▶ **EXTRAIT DU DOCUMENT**:
========================================================================

Il a été rendu en 2012, soit avant la loi du 30 juillet 2013 [1] dite « Twin Peaks II » et l'arrêt de la Cour de Cassation du 30 janvier 2015, qui seront évoqués dans cette note aux points 11. et 12.
2.Les faits de la cause peuvent être résumés comme suit.
En 2007, une société anonyme, exploitant une maison de repos, projetait d'acheter un immeuble pour agrandir celle-ci. Pour financer cette opération immobilière, elle avait besoin de crédits de longue durée. Pour couvrir les variations de taux d'intérêts d'un crédit à taux variable qu'elle projetait de souscrire, elle a demandé, en 2008, à la banque C un contrat de swap d'intérêts ou « IRS » [2], [3].
Elle a conclu ce contrat IRS avec la banque et, 2 semaines plus tard, elle a conclu, avec la même banque, le contrat de crédit à taux d'intérêt variable concerné.
En l'espèce donc, le contrat IRS devait permettre à la cliente de recevoir de sa banque un taux d'intérêt variable, correspondant grosso modo à l'intérêt qu'elle devrait payer sur son futur crédit. En contrepartie, elle devrait payer à la banque un taux d'intérêt fixe.
L'entrée en vigueur du contrat IRS était reportée à 2010, de même que la première échéance du crédit à taux variable.
En 2010, toutefois, la cliente a informé la banque que l'achat immobilier prévu n'avait finalement pas eu lieu, et qu'elle renonçait en conséquence au crédit à taux variable. En ce qui concerne le contrat IRS, la cliente a envoyé un e-mail à la banque, laissant entendre qu'elle pourrait éventuellement s'en servir pour couvrir une autre opération financière, auprès d'un autre établissement financier. La banque en a déduit que la cliente souhaitait conserver ce contrat IRS et a pris acte de la volonté de sa cliente dans un e-mail à cette dernière.
A la suite de la forte baisse des taux d'intérêts provoquée par la crise financière fin 2008 le contrat IRS est devenu défavorable à la cliente, celle-ci devant verser un taux d'intérêt fixe à la banque et ne recevant de celle-ci qu'un taux d'intérêt, variable, devenu dérisoire.
La cliente a payé la première échéance de son contrat IRS, puis a contesté la validité de ce contrat.
3.Devant le tribunal de commerce de Bruxelles, la cliente postulait l'annulation de son contrat IRS sur base de l'article 1110 du Code civil, c'est-à-dire pour erreur substantielle. Elle affirmait n'avoir pas été informée des « éléments déterminants » du contrat.
Le tribunal a écarté cette affirmation, un e-mail de la cliente démontrant sa compréhension du fonctionnement du contrat IRS. Le tribunal a aussi déduit du fait que la cliente avait payé sa première échéance sans réserve, qu'elle connaissait la nature et la portée de son engagement contractuel.
4.La cliente invoquait ensuite les dispositions découlant de la directive européenne MiFID [4], destinée à protéger les investisseurs. Cette directive a été transposée en droit belge par l'arrêté royal du 27 avril 2007 [5], modifiant notamment la loi du 2 août 2002 [6] relative à la surveillance de secteur financier et aux services financiers.
La cliente estimait que le contrat lui avait été vendu dans le cadre d'un conseil en investissement (« suitability ») et qu'en conséquence, la banque aurait dû, conformément à l'article 27, § 4, de la loi du 2 août 2002, lui faire procéder à un « suitability test » pour vérifier que le contrat IRS était adapté à la situation financière et aux besoins du client, ainsi qu'à sa connaissance et son expérience.

========================================================================

▶ **LISTE DES ITEMS**:
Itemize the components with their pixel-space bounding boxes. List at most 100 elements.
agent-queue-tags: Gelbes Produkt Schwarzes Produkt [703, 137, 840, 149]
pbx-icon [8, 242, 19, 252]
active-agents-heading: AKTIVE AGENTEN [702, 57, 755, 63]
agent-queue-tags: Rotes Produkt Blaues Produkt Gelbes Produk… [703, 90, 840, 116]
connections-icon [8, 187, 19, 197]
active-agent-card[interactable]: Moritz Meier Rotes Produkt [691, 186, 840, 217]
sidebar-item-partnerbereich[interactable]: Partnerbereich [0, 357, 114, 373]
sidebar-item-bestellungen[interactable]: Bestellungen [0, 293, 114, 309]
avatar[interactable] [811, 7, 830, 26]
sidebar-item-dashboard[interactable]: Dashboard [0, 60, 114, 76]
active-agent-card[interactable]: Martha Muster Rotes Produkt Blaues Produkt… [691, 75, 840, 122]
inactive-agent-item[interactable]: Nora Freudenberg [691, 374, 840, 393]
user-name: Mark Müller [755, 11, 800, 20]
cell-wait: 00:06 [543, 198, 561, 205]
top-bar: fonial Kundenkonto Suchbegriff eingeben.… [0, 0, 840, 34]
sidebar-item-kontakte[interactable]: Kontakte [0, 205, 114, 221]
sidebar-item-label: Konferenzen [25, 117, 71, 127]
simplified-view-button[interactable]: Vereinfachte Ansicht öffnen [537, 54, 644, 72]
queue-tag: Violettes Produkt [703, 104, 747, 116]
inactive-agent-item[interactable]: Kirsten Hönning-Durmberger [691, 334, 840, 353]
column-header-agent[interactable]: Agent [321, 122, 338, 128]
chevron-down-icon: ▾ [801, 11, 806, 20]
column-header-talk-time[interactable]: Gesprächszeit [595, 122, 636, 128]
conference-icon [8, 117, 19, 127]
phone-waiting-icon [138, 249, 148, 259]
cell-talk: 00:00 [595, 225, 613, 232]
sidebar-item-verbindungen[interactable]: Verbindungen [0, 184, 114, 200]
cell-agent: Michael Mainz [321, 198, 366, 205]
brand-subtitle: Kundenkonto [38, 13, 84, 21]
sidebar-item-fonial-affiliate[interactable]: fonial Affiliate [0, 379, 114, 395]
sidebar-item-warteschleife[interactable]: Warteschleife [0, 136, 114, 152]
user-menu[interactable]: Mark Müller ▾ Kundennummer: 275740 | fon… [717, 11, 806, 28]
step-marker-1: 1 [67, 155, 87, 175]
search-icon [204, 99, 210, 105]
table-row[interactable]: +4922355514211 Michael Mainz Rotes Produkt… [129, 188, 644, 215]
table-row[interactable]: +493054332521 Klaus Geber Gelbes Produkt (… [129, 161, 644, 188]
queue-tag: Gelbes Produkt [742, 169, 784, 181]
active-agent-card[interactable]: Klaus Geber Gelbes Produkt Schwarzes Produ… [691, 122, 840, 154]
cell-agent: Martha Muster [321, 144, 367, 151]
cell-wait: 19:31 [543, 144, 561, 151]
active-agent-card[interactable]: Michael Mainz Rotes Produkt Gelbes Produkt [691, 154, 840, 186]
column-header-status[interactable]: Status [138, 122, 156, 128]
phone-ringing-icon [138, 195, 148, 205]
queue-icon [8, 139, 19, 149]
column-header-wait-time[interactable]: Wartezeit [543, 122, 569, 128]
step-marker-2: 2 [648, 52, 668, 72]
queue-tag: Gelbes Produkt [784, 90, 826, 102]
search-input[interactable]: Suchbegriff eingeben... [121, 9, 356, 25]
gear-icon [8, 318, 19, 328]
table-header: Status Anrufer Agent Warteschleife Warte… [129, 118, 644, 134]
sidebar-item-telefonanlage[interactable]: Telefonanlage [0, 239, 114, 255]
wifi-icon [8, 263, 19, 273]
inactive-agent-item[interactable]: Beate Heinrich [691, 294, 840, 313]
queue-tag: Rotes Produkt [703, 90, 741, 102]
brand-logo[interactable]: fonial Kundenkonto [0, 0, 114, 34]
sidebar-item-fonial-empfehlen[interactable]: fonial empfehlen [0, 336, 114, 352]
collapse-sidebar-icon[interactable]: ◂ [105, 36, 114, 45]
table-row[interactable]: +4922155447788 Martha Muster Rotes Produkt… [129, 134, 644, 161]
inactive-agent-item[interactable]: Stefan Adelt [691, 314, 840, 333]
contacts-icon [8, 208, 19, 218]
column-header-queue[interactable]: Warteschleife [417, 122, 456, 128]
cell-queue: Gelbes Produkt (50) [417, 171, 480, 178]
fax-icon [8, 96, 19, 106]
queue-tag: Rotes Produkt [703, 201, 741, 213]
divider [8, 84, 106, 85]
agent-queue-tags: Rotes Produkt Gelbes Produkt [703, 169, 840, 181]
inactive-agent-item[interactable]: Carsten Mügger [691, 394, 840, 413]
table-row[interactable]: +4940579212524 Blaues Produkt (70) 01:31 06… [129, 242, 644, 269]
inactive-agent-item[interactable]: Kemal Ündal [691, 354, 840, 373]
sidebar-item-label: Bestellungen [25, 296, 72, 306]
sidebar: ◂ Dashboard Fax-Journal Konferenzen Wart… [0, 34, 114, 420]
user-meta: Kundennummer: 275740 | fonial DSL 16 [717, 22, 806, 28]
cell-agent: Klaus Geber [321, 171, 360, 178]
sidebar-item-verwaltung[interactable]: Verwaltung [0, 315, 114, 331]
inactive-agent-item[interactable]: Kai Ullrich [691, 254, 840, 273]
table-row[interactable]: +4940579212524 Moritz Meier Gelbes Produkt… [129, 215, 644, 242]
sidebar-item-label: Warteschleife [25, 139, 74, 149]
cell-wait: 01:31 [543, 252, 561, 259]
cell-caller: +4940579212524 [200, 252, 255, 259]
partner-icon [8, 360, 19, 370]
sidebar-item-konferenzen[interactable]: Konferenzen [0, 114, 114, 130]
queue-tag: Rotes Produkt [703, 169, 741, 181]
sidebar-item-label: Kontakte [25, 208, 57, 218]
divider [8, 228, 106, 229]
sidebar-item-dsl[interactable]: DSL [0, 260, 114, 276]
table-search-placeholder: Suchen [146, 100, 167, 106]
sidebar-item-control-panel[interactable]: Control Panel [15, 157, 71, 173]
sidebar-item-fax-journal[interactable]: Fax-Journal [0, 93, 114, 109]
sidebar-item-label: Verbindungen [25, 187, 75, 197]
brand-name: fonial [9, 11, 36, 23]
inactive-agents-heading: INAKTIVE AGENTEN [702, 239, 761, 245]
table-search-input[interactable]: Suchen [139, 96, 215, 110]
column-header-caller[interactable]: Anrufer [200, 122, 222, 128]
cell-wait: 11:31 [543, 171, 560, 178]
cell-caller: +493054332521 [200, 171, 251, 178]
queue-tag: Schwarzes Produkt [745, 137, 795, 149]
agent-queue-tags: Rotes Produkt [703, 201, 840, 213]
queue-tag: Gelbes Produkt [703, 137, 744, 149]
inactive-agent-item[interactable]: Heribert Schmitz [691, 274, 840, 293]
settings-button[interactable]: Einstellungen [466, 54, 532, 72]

========================================================================

▶ **CONSIGNE**:
Reproduisez sans modification le passage de l'extrait sur le contrat IRS qui va de « Il a été rendu » jusqu'à « résumés comme suit. ».

▶ **CORRIGÉ**:
Il a été rendu en 2012, soit avant la loi du 30 juillet 2013 [1] dite « Twin Peaks II » et l'arrêt de la Cour de Cassation du 30 janvier 2015, qui seront évoqués dans cette note aux points 11. et 12.
2.Les faits de la cause peuvent être résumés comme suit.